What needs to be done:
Show each line from the listing that includes the word "title".

☆ ☆ ☆ ☆ ☆ ☆ ☆

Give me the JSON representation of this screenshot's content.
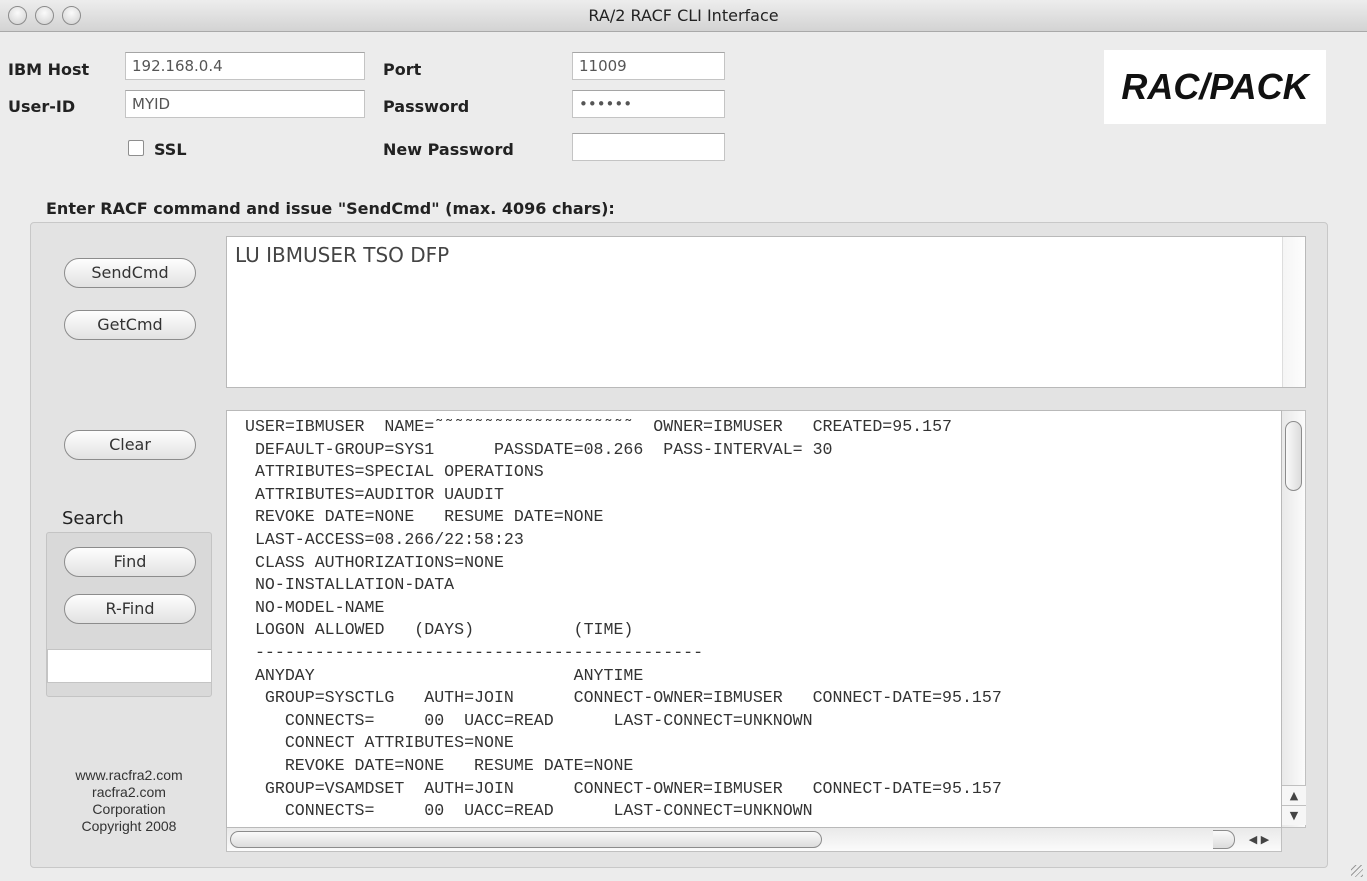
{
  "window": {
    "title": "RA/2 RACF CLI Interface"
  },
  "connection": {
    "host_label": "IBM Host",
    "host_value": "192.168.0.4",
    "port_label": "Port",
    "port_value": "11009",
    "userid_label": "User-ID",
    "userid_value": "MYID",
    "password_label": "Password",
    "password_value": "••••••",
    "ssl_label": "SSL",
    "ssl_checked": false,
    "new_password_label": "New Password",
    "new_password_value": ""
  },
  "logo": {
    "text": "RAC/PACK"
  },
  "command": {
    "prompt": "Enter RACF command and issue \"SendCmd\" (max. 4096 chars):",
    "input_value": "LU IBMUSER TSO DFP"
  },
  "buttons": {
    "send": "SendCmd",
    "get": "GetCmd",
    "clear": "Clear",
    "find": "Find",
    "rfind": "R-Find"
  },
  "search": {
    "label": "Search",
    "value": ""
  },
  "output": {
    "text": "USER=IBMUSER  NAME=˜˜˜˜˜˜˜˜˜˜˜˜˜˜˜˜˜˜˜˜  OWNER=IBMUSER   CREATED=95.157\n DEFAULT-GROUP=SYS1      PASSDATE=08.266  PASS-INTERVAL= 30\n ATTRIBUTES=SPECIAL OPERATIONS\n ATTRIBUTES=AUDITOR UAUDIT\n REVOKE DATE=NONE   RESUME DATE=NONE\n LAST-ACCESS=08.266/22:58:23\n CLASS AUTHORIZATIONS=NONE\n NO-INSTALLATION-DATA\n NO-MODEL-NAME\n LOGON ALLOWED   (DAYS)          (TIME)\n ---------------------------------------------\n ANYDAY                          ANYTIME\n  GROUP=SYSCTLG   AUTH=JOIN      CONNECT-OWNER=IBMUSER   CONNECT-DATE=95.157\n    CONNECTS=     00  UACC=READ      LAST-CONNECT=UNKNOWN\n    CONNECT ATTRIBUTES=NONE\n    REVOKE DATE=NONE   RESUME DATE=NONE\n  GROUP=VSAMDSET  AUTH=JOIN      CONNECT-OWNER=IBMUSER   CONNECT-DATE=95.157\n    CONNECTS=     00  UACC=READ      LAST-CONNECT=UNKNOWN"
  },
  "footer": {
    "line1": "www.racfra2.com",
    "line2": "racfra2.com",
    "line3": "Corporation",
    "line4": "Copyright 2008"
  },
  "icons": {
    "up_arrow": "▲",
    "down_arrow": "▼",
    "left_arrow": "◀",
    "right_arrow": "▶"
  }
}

☆ ☆ ☆ ☆ ☆ ☆ ☆

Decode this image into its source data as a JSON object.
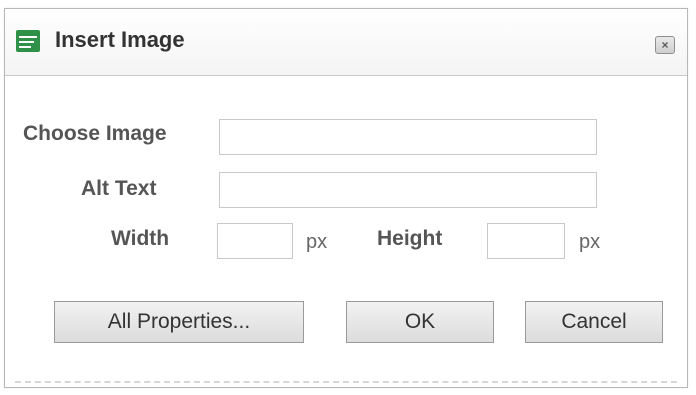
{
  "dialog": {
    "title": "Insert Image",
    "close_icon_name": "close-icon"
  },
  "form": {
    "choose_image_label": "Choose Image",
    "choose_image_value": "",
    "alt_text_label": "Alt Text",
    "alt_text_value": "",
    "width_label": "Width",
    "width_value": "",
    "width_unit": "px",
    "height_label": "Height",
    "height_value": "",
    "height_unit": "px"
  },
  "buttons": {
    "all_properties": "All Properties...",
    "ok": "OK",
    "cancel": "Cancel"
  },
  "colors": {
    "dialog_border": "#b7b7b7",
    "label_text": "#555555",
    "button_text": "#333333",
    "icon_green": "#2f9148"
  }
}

☆ ☆ ☆ ☆ ☆ ☆ ☆

Exercise answer:
    "title": "RA/2 RACF CLI Interface"
    "title": "Insert Image",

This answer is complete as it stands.